Reproduisez fidèlement le passage du texte sur la Commission du droit de l’Ontario qui va de « A.   La CDO » jusqu’à « par le gouvernement. » inclus.

Bloc de texte.
• • • • • • •

A.   La CDO dans son contexte

La réforme du droit en tant que telle remonte au XVe siècle, mais l’idée moderne d’une réforme bien pensée remonte, aux États-Unis, à la Commission de révision du droit de 1925 et, en Angleterre, au Comité de révision du droit de 1934, qui, après l’interruption de la Seconde Guerre mondiale, a refait surface sous le nom de Comité de réforme du droit en 1952.[1] Le procureur général de l’Ontario a constitué un comité de révision du droit en 1941 et un comité consultatif sur l’administration de la justice en 1956. Selon Murphy, ce dernier organisme a « abattu un volume imposant de travail, qui portait essentiellement sur des questions techniques » et ses recommandations ont souvent été adoptées par le gouvernement.

En 1964, l’Ontario mettait en œuvre la première commission « moderne » de réforme du droit au Canada. La Commission de réforme du droit de l’Ontario, créée par le législateur, devait examiner toute question dont la saisissait le procureur général tout en ayant le pouvoir d’étudier tout aspect qu’elle jugeait pertinent et de faire des recommandations à son propos. Son personnel se composait de quatre chercheurs juridiques sous la direction d’un chercheur juridique principal et elle faisait par ailleurs appel à des chercheurs contractuels provenant des facultés de droit ontariennes. Elle s’était également dotée d’un comité consultatif regroupant des juristes et des non-juristes. Elle fut abolie en 1996 après avoir publié un nombre important de rapports, dont un bon nombre a, selon Hurlburt, influé sur le cours du droit en Ontario et ailleurs.[2] 

Un peu plus de dix ans après l’abolition de la Commission de réforme du droit de l’Ontario, la Commission du droit de l’Ontario a vu le jour le 25 juin 2007. En novembre 2006, des doyens de facultés de droit, des membres des barreaux, les membres déjà nommés du conseil des gouverneurs et du comité consultatif sur la recherche de la Commission et des fonctionnaires du ministère du Procureur général ont participé à un colloque de création pour discuter des questions liées à la constitution d’une commission de réforme du droit en Ontario.

La Commission est un partenariat dans l’ensemble composé du ministère du Procureur général de l’Ontario, du doyen de la faculté de droit Osgoode Hall, des doyens des facultés de droit ontariennes, de la Fondation du droit de l’Ontario et du Barreau du Haut-Canada ; le ministère, la Fondation, le Barreau et Osgoode Hall lui fournissent un appui financier et en nature pendant cinq ans, à compter du 1er janvier 2007. La Commission est un organisme sans but lucratif et sans personne morale qui tire son existence de la convention de fondation conclue par ses fondateurs et non d’un texte de loi. La CDO a été inaugurée officiellement lors d’une cérémonie publique tenue à la faculté de droit Osgoode Hall le 7 septembre 2007. Sa directrice exécutive est entrée en fonction le 15 septembre 2007.

• • • • • • •

Entrées d’éléments annotés.
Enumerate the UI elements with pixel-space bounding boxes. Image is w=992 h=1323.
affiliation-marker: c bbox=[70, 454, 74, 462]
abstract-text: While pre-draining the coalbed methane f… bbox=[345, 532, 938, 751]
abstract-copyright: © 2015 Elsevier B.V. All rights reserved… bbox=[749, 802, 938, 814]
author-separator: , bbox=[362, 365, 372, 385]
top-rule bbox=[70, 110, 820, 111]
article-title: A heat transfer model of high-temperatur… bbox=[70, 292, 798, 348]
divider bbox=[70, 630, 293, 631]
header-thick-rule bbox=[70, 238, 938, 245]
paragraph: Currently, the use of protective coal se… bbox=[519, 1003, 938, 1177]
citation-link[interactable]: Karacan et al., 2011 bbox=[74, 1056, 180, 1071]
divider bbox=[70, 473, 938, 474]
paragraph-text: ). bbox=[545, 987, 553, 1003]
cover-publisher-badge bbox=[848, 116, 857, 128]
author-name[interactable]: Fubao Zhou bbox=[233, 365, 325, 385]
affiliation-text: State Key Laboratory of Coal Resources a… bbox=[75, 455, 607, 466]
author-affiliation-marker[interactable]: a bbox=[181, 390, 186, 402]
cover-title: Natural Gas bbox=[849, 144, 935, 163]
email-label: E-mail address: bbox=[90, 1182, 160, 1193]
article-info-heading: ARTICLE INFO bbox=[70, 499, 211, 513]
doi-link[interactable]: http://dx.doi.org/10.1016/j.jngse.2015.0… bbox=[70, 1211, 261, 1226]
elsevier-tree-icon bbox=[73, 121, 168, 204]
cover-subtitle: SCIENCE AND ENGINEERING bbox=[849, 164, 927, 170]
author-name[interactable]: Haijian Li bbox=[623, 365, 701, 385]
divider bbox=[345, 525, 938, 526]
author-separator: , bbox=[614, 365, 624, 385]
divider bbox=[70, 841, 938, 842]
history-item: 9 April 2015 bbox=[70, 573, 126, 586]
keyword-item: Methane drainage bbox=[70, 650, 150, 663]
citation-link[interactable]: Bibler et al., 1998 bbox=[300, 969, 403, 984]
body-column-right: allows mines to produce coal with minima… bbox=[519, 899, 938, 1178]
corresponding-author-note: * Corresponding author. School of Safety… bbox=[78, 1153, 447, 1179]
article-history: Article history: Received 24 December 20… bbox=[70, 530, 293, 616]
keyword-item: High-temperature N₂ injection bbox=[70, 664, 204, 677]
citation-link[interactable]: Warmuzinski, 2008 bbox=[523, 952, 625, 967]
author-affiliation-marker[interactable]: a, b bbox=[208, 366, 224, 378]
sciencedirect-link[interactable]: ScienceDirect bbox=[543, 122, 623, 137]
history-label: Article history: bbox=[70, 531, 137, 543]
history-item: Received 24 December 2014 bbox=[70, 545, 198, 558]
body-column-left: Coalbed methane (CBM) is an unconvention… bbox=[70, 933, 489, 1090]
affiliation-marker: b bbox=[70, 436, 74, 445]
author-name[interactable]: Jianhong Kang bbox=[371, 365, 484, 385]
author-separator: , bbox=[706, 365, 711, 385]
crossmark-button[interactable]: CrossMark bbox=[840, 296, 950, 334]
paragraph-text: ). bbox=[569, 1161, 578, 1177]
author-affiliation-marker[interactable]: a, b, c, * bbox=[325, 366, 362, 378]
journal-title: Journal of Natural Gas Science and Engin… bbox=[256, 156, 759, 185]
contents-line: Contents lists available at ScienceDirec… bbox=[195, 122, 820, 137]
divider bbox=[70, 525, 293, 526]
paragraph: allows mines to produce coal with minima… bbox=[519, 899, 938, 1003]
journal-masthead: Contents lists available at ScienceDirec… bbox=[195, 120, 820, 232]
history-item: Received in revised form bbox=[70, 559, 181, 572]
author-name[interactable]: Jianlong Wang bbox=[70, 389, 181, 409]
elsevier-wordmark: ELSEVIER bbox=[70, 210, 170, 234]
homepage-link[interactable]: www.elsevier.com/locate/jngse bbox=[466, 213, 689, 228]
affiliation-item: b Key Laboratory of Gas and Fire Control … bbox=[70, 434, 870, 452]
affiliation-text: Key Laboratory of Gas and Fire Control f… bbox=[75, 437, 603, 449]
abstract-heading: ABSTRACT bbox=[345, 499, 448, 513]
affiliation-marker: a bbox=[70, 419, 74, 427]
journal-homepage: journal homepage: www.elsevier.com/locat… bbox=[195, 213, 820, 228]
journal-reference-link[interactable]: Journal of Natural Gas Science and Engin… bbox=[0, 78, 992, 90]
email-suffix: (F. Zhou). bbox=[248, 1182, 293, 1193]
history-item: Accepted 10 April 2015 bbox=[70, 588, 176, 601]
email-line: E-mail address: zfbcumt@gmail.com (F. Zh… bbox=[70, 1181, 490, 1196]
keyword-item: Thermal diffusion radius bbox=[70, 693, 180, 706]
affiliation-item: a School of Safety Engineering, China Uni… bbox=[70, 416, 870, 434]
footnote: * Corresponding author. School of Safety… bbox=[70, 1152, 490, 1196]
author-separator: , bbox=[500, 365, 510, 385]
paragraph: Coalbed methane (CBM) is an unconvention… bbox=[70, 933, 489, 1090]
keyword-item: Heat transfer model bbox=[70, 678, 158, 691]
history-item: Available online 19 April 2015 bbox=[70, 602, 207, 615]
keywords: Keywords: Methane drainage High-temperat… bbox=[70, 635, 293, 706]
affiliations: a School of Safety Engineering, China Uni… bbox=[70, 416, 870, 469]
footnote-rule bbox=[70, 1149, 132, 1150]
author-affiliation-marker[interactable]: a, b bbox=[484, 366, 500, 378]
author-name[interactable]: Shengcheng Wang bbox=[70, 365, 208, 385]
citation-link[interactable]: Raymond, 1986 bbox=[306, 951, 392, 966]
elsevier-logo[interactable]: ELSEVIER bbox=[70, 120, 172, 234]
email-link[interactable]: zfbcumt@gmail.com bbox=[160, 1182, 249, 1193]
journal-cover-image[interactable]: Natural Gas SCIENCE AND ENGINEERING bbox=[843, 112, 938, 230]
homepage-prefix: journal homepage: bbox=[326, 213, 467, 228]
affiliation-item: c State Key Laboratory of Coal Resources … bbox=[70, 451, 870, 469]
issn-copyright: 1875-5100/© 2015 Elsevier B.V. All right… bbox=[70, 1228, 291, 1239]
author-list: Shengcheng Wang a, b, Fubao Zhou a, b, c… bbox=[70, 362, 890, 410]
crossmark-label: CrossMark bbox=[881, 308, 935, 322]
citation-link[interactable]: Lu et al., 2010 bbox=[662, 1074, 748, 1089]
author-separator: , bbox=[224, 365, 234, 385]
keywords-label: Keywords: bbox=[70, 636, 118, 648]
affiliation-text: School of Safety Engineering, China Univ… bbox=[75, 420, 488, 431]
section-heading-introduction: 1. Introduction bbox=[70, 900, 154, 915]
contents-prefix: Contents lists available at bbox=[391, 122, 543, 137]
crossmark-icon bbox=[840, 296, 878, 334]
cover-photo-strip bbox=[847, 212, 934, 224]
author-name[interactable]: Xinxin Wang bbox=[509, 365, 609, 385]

• • • • • • •

Résultat.
A.   La CDO dans son contexte

La réforme du droit en tant que telle remonte au XVe siècle, mais l’idée moderne d’une réforme bien pensée remonte, aux États-Unis, à la Commission de révision du droit de 1925 et, en Angleterre, au Comité de révision du droit de 1934, qui, après l’interruption de la Seconde Guerre mondiale, a refait surface sous le nom de Comité de réforme du droit en 1952.[1] Le procureur général de l’Ontario a constitué un comité de révision du droit en 1941 et un comité consultatif sur l’administration de la justice en 1956. Selon Murphy, ce dernier organisme a « abattu un volume imposant de travail, qui portait essentiellement sur des questions techniques » et ses recommandations ont souvent été adoptées par le gouvernement.